◆ RECORDS TO USE ◆
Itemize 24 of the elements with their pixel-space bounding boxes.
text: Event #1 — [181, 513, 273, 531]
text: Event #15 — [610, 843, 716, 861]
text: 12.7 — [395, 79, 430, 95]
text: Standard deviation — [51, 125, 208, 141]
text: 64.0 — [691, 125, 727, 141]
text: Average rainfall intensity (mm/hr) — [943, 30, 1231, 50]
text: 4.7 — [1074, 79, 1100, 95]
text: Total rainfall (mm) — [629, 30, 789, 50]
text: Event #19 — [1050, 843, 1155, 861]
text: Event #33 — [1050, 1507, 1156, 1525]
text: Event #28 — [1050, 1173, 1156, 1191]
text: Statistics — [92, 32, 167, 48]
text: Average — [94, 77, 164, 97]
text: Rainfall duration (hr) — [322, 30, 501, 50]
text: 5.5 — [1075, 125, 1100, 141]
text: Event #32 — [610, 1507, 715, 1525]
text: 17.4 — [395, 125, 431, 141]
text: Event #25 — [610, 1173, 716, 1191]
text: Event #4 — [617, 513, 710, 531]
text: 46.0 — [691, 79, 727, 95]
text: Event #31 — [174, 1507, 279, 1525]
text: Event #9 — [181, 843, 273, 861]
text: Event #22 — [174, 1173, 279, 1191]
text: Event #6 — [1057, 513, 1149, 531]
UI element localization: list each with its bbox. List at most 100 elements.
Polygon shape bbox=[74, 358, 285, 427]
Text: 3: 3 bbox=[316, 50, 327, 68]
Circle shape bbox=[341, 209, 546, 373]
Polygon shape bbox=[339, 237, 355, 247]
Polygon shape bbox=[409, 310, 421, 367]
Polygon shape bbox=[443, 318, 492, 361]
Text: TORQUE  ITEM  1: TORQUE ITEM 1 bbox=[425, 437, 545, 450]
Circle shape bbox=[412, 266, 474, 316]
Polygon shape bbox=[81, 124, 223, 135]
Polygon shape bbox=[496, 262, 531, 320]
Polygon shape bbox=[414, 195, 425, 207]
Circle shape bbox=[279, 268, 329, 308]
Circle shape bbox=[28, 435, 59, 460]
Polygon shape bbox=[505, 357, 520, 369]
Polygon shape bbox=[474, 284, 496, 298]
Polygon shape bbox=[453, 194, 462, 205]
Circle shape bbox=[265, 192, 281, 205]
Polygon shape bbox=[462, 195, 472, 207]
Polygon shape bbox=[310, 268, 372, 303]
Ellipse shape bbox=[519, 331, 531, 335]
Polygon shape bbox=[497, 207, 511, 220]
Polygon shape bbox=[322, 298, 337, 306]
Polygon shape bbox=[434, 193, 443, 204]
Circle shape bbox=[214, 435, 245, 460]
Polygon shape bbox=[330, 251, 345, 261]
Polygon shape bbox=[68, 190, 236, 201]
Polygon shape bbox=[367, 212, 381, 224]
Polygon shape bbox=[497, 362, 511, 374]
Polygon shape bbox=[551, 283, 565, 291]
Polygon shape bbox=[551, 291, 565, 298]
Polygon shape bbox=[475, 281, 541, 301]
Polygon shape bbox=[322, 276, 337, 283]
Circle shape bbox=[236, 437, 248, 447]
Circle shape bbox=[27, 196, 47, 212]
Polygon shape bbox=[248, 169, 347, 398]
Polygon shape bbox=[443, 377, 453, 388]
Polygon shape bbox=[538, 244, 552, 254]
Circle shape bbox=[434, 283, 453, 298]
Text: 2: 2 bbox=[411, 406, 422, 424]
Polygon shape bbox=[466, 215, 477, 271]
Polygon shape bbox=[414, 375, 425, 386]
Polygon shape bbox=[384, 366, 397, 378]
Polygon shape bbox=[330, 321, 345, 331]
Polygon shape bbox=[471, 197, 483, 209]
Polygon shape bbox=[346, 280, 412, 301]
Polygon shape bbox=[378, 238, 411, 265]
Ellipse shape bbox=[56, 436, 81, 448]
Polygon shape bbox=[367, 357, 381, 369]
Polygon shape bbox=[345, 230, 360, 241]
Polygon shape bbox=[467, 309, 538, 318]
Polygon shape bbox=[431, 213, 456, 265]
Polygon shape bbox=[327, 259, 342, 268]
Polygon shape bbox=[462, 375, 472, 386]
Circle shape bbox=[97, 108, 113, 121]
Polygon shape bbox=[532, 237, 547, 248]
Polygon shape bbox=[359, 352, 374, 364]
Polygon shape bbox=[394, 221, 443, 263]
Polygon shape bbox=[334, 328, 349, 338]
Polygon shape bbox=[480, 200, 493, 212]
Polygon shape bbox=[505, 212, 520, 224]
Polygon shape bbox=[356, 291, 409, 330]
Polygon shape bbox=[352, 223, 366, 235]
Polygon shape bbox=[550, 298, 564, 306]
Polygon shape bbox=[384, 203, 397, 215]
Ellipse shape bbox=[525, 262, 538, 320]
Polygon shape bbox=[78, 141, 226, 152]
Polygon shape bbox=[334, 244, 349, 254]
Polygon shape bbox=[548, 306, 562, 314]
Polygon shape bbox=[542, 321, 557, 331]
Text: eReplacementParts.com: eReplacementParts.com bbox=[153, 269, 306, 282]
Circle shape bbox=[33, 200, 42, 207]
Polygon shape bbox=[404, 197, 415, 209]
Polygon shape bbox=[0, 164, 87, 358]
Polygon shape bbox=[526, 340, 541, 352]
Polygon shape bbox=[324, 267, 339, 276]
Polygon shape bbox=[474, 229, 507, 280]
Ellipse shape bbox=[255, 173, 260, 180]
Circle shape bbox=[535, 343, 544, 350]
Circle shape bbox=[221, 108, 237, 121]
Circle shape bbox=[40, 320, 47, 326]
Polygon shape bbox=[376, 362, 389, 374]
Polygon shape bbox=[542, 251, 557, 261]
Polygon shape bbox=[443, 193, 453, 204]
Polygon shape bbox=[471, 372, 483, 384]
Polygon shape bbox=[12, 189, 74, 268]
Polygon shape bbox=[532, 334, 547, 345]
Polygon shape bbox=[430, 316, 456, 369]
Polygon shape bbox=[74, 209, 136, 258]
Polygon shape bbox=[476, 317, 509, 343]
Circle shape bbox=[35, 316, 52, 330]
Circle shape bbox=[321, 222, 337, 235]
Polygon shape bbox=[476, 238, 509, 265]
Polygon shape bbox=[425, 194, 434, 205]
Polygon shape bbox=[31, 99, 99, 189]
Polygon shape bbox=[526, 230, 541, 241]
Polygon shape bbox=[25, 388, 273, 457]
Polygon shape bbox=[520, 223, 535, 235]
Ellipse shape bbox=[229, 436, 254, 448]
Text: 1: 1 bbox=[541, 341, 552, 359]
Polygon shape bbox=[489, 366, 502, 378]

◆ REQUIRED WORK ◆
Take the listing from its first line through the line containing "text: 64.0 — [691, 125, 727, 141]", and rewrite that part with "Event" renamed to "Storm", leaving everything else as it is.

◆ PROBLEM SOLUTION ◆
Itemize 24 of the elements with their pixel-space bounding boxes.
text: Storm #1 — [181, 513, 273, 531]
text: Storm #15 — [610, 843, 716, 861]
text: 12.7 — [395, 79, 430, 95]
text: Standard deviation — [51, 125, 208, 141]
text: 64.0 — [691, 125, 727, 141]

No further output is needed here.